### Exercise details
Locate the word "ApoI" in the data below, then copy every line that holds it.

### Information shown
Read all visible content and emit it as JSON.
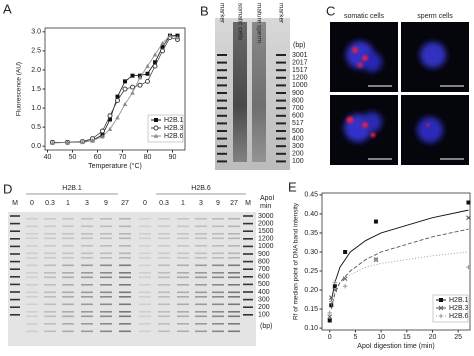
{
  "panel_labels": [
    "A",
    "B",
    "C",
    "D",
    "E"
  ],
  "chart_data": [
    {
      "type": "line",
      "x_label": "Temperature (°C)",
      "y_label": "Fluorescence (AU)",
      "x": [
        42,
        48,
        54,
        58,
        62,
        65,
        68,
        71,
        74,
        77,
        80,
        83,
        86,
        89,
        92
      ],
      "xlim": [
        39,
        95
      ],
      "xticks": [
        40,
        50,
        60,
        70,
        80,
        90
      ],
      "ylim": [
        -0.1,
        3.1
      ],
      "yticks": [
        {
          "value": 0,
          "label": "0.0"
        },
        {
          "value": 0.5,
          "label": "0.5"
        },
        {
          "value": 1,
          "label": "1.0"
        },
        {
          "value": 1.5,
          "label": "1.5"
        },
        {
          "value": 2,
          "label": "2.0"
        },
        {
          "value": 2.5,
          "label": "2.5"
        },
        {
          "value": 3,
          "label": "3.0"
        }
      ],
      "legend": "lower right",
      "series": [
        {
          "name": "H2B.1",
          "color": "#111111",
          "marker": "square",
          "values": [
            0.1,
            0.1,
            0.12,
            0.15,
            0.3,
            0.7,
            1.3,
            1.7,
            1.85,
            1.85,
            1.9,
            2.2,
            2.6,
            2.9,
            2.9
          ]
        },
        {
          "name": "H2B.3",
          "color": "#444444",
          "marker": "circle",
          "values": [
            0.1,
            0.1,
            0.12,
            0.2,
            0.4,
            0.8,
            1.2,
            1.5,
            1.55,
            1.6,
            1.7,
            2.1,
            2.5,
            2.85,
            2.8
          ]
        },
        {
          "name": "H2B.6",
          "color": "#888888",
          "marker": "triangle",
          "values": [
            0.08,
            0.1,
            0.1,
            0.15,
            0.25,
            0.45,
            0.75,
            1.1,
            1.4,
            1.8,
            2.1,
            2.4,
            2.7,
            2.9,
            2.85
          ]
        }
      ]
    },
    {
      "type": "scatter",
      "x_label": "ApoI digestion time (min)",
      "y_label": "Rf of median point of DNA band intensity",
      "x": [
        0,
        0.3,
        1,
        3,
        9,
        27
      ],
      "fit_x": [
        0.3,
        1,
        2,
        4,
        7,
        10,
        15,
        20,
        27
      ],
      "xlim": [
        -1.5,
        27.3
      ],
      "xticks": [
        0,
        5,
        10,
        15,
        20,
        25
      ],
      "ylim": [
        0.095,
        0.455
      ],
      "yticks": [
        {
          "value": 0.1,
          "label": "0.10"
        },
        {
          "value": 0.15,
          "label": "0.15"
        },
        {
          "value": 0.2,
          "label": "0.20"
        },
        {
          "value": 0.25,
          "label": "0.25"
        },
        {
          "value": 0.3,
          "label": "0.30"
        },
        {
          "value": 0.35,
          "label": "0.35"
        },
        {
          "value": 0.4,
          "label": "0.40"
        },
        {
          "value": 0.45,
          "label": "0.45"
        }
      ],
      "legend": "lower right",
      "series": [
        {
          "name": "H2B.1",
          "color": "#111111",
          "marker": "square",
          "dash": "none",
          "values": [
            0.12,
            0.16,
            0.21,
            0.3,
            0.38,
            0.43
          ],
          "fit": [
            0.17,
            0.22,
            0.26,
            0.3,
            0.33,
            0.35,
            0.37,
            0.39,
            0.41
          ]
        },
        {
          "name": "H2B.3",
          "color": "#555555",
          "marker": "x",
          "dash": "4 2",
          "values": [
            0.13,
            0.18,
            0.2,
            0.23,
            0.28,
            0.39
          ],
          "fit": [
            0.15,
            0.19,
            0.22,
            0.25,
            0.28,
            0.3,
            0.32,
            0.34,
            0.36
          ]
        },
        {
          "name": "H2B.6",
          "color": "#999999",
          "marker": "plus",
          "dash": "1 2",
          "values": [
            0.14,
            0.17,
            0.22,
            0.21,
            0.28,
            0.26
          ],
          "fit": [
            0.16,
            0.2,
            0.22,
            0.24,
            0.26,
            0.27,
            0.28,
            0.29,
            0.3
          ]
        }
      ]
    }
  ],
  "gel_b": {
    "lanes": [
      "marker",
      "somatic cells",
      "mature sperm",
      "marker"
    ],
    "unit": "(bp)",
    "sizes": [
      3001,
      2017,
      1517,
      1200,
      1000,
      900,
      800,
      700,
      600,
      517,
      500,
      400,
      300,
      200,
      100
    ]
  },
  "micrographs": {
    "columns": [
      "somatic cells",
      "sperm cells"
    ]
  },
  "gel_d": {
    "groups": [
      "H2B.1",
      "H2B.6"
    ],
    "marker": "M",
    "times": [
      0,
      0.3,
      1,
      3,
      9,
      27
    ],
    "enzyme": "ApoI",
    "time_unit": "min",
    "unit": "(bp)",
    "sizes": [
      3000,
      2000,
      1500,
      1200,
      1000,
      900,
      800,
      700,
      600,
      500,
      400,
      300,
      200,
      100
    ]
  }
}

### Solution to the exercise
      "x_label": "ApoI digestion time (min)",
    "enzyme": "ApoI",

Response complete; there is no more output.